■ **THE TASK**
List all lines of the data that include the string "JSON".

## Start

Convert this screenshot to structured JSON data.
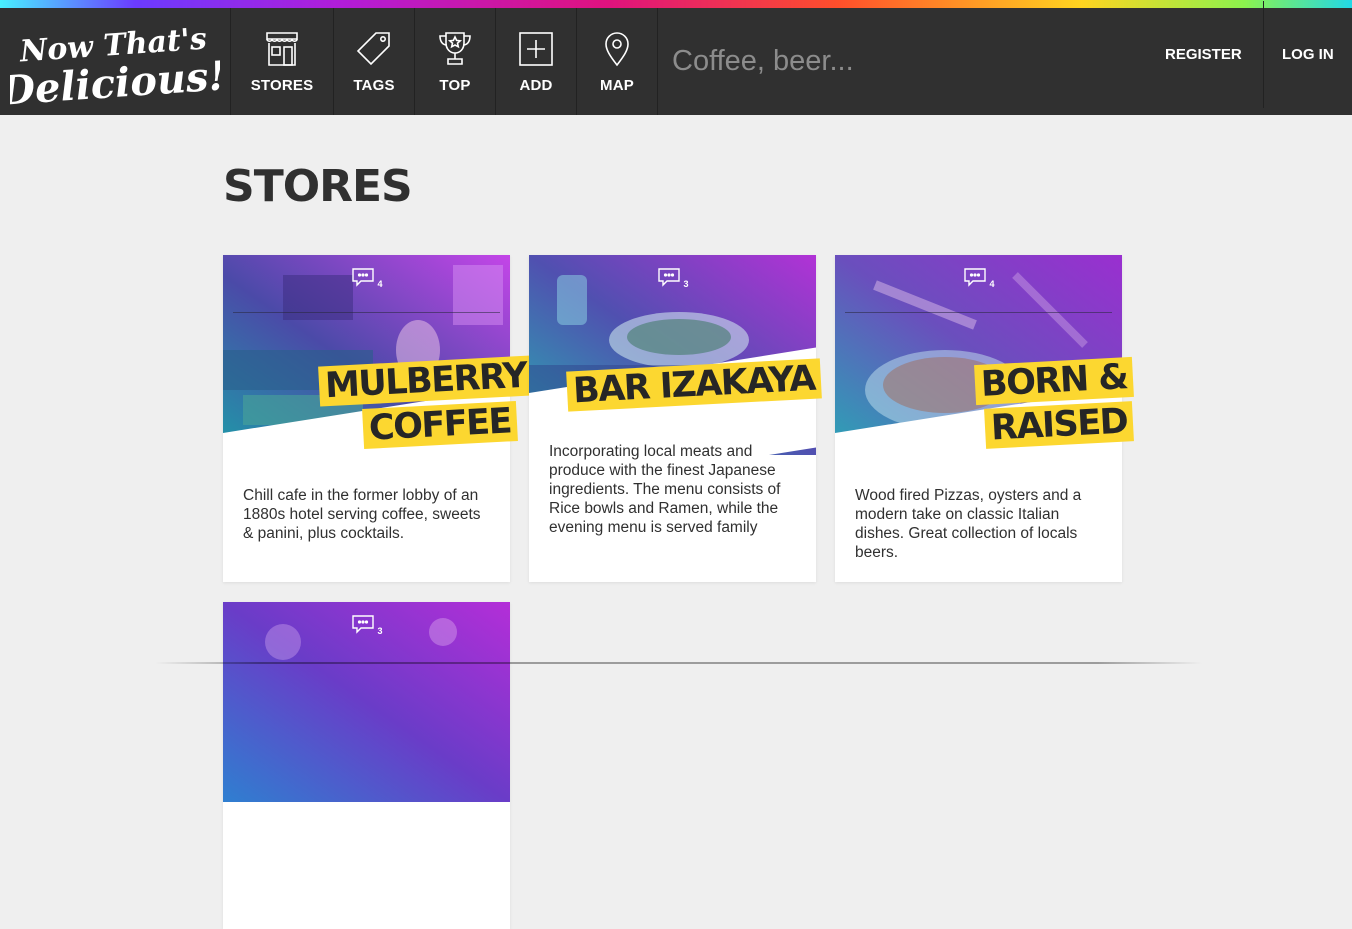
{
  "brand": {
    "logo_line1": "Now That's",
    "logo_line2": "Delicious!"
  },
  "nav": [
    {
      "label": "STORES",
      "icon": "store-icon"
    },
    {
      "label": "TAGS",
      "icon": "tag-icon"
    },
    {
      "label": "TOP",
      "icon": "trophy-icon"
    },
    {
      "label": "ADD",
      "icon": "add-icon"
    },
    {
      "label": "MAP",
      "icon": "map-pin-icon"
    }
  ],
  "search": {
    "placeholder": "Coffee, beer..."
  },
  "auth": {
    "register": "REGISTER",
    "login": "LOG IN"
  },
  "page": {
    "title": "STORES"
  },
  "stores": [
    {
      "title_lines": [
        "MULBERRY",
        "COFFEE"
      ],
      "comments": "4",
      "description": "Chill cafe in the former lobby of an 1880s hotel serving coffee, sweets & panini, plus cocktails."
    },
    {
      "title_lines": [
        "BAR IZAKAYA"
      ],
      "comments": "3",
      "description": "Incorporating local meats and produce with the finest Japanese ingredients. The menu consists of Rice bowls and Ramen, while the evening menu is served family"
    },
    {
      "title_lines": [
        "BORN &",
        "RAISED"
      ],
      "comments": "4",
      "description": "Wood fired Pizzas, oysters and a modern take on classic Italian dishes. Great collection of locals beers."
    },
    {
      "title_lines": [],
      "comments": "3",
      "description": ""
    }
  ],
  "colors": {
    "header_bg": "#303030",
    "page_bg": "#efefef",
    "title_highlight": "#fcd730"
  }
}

## End
## Start

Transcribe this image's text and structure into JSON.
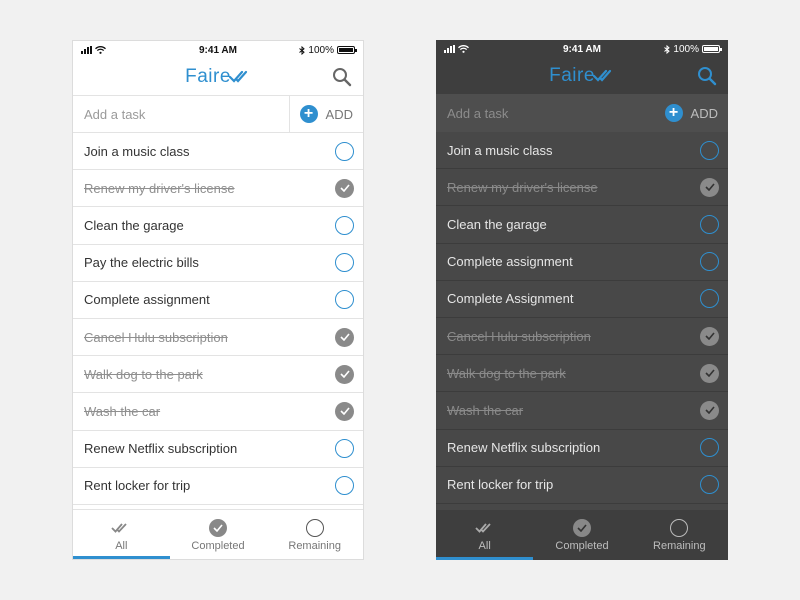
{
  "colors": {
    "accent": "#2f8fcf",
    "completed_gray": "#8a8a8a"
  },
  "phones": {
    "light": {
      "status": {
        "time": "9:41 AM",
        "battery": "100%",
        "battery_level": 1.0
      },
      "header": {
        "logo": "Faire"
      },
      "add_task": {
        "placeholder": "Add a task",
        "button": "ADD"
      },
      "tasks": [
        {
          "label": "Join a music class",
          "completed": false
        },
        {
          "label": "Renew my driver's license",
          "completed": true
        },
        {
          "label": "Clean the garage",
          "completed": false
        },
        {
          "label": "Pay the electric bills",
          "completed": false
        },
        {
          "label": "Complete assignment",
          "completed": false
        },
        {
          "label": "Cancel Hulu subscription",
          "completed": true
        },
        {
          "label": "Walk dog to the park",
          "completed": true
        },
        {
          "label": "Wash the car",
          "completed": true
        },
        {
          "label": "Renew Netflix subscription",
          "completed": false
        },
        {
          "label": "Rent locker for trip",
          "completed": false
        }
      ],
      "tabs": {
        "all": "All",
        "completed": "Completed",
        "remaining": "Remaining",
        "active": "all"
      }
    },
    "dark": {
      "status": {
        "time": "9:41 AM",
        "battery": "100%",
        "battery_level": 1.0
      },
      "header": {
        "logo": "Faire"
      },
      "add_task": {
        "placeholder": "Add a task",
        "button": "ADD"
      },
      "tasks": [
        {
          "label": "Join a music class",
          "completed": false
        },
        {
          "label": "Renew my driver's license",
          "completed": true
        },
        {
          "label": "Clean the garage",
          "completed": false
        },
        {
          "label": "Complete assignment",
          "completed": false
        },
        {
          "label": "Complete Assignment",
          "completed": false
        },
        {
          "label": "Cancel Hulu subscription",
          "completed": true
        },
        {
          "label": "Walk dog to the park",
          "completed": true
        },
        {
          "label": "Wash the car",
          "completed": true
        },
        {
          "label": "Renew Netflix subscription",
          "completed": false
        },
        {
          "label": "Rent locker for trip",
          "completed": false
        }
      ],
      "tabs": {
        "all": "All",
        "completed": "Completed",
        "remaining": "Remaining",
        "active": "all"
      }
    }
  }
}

## End

■ **WRITTEN REPLY**
Convert this screenshot to structured JSON data.
Transcribe this image's text and structure into JSON.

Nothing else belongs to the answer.